• _PROBLEM REQUIREMENTS_: Omit all pictures. Copy the rest of the material exactly.

Stored data entries:
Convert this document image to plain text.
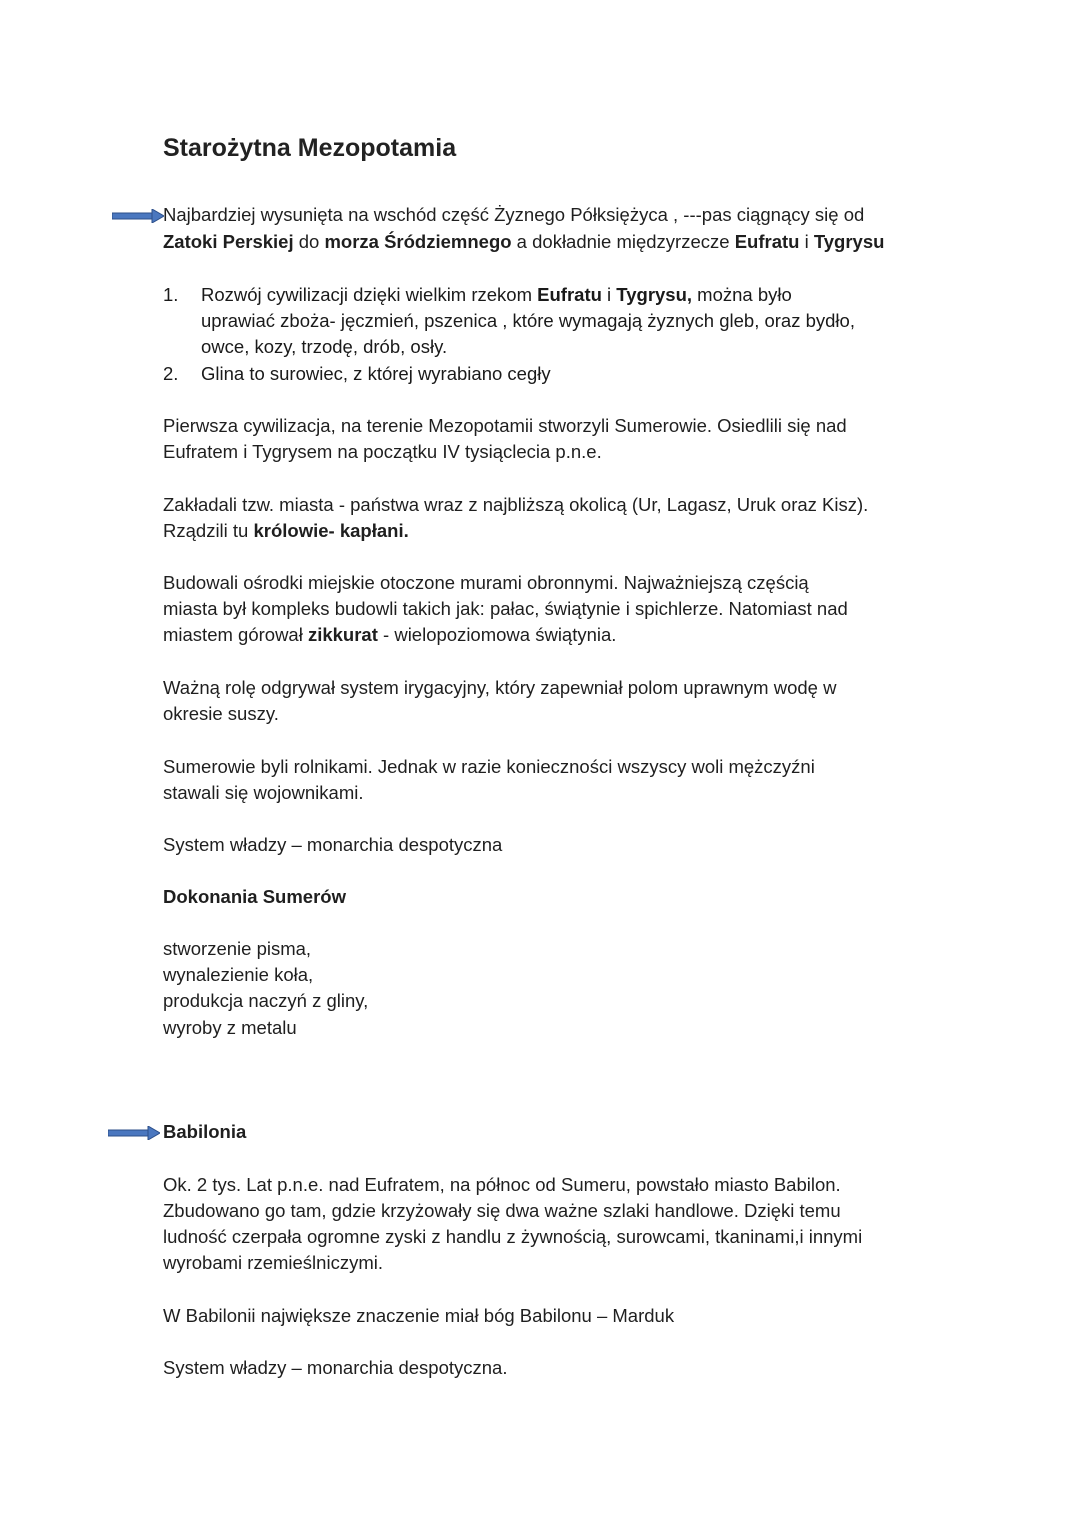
Starożytna Mezopotamia
Najbardziej wysunięta na wschód część Żyznego Półksiężyca , ---pas ciągnący się od
Zatoki Perskiej do morza Śródziemnego a dokładnie międzyrzecze Eufratu i Tygrysu
1. Rozwój cywilizacji dzięki wielkim rzekom Eufratu i Tygrysu, można było
uprawiać zboża- jęczmień, pszenica , które wymagają żyznych gleb, oraz bydło,
owce, kozy, trzodę, drób, osły.
2. Glina to surowiec, z której wyrabiano cegły
Pierwsza cywilizacja, na terenie Mezopotamii stworzyli Sumerowie. Osiedlili się nad
Eufratem i Tygrysem na początku IV tysiąclecia p.n.e.
Zakładali tzw. miasta - państwa wraz z najbliższą okolicą (Ur, Lagasz, Uruk oraz Kisz).
Rządzili tu królowie- kapłani.
Budowali ośrodki miejskie otoczone murami obronnymi. Najważniejszą częścią
miasta był kompleks budowli takich jak: pałac, świątynie i spichlerze. Natomiast nad
miastem górował zikkurat - wielopoziomowa świątynia.
Ważną rolę odgrywał system irygacyjny, który zapewniał polom uprawnym wodę w
okresie suszy.
Sumerowie byli rolnikami. Jednak w razie konieczności wszyscy woli mężczyźni
stawali się wojownikami.
System władzy – monarchia despotyczna
Dokonania Sumerów
stworzenie pisma,
wynalezienie koła,
produkcja naczyń z gliny,
wyroby z metalu
Babilonia
Ok. 2 tys. Lat p.n.e. nad Eufratem, na północ od Sumeru, powstało miasto Babilon.
Zbudowano go tam, gdzie krzyżowały się dwa ważne szlaki handlowe. Dzięki temu
ludność czerpała ogromne zyski z handlu z żywnością, surowcami, tkaninami,i innymi
wyrobami rzemieślniczymi.
W Babilonii największe znaczenie miał bóg Babilonu – Marduk
System władzy – monarchia despotyczna.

• _PROBLEM SOLUTION_:
Convert this document image to plain text.
Starożytna Mezopotamia
Najbardziej wysunięta na wschód część Żyznego Półksiężyca , ---pas ciągnący się od
Zatoki Perskiej do morza Śródziemnego a dokładnie międzyrzecze Eufratu i Tygrysu
1. Rozwój cywilizacji dzięki wielkim rzekom Eufratu i Tygrysu, można było
uprawiać zboża- jęczmień, pszenica , które wymagają żyznych gleb, oraz bydło,
owce, kozy, trzodę, drób, osły.
2. Glina to surowiec, z której wyrabiano cegły
Pierwsza cywilizacja, na terenie Mezopotamii stworzyli Sumerowie. Osiedlili się nad
Eufratem i Tygrysem na początku IV tysiąclecia p.n.e.
Zakładali tzw. miasta - państwa wraz z najbliższą okolicą (Ur, Lagasz, Uruk oraz Kisz).
Rządzili tu królowie- kapłani.
Budowali ośrodki miejskie otoczone murami obronnymi. Najważniejszą częścią
miasta był kompleks budowli takich jak: pałac, świątynie i spichlerze. Natomiast nad
miastem górował zikkurat - wielopoziomowa świątynia.
Ważną rolę odgrywał system irygacyjny, który zapewniał polom uprawnym wodę w
okresie suszy.
Sumerowie byli rolnikami. Jednak w razie konieczności wszyscy woli mężczyźni
stawali się wojownikami.
System władzy – monarchia despotyczna
Dokonania Sumerów
stworzenie pisma,
wynalezienie koła,
produkcja naczyń z gliny,
wyroby z metalu
Babilonia
Ok. 2 tys. Lat p.n.e. nad Eufratem, na północ od Sumeru, powstało miasto Babilon.
Zbudowano go tam, gdzie krzyżowały się dwa ważne szlaki handlowe. Dzięki temu
ludność czerpała ogromne zyski z handlu z żywnością, surowcami, tkaninami,i innymi
wyrobami rzemieślniczymi.
W Babilonii największe znaczenie miał bóg Babilonu – Marduk
System władzy – monarchia despotyczna.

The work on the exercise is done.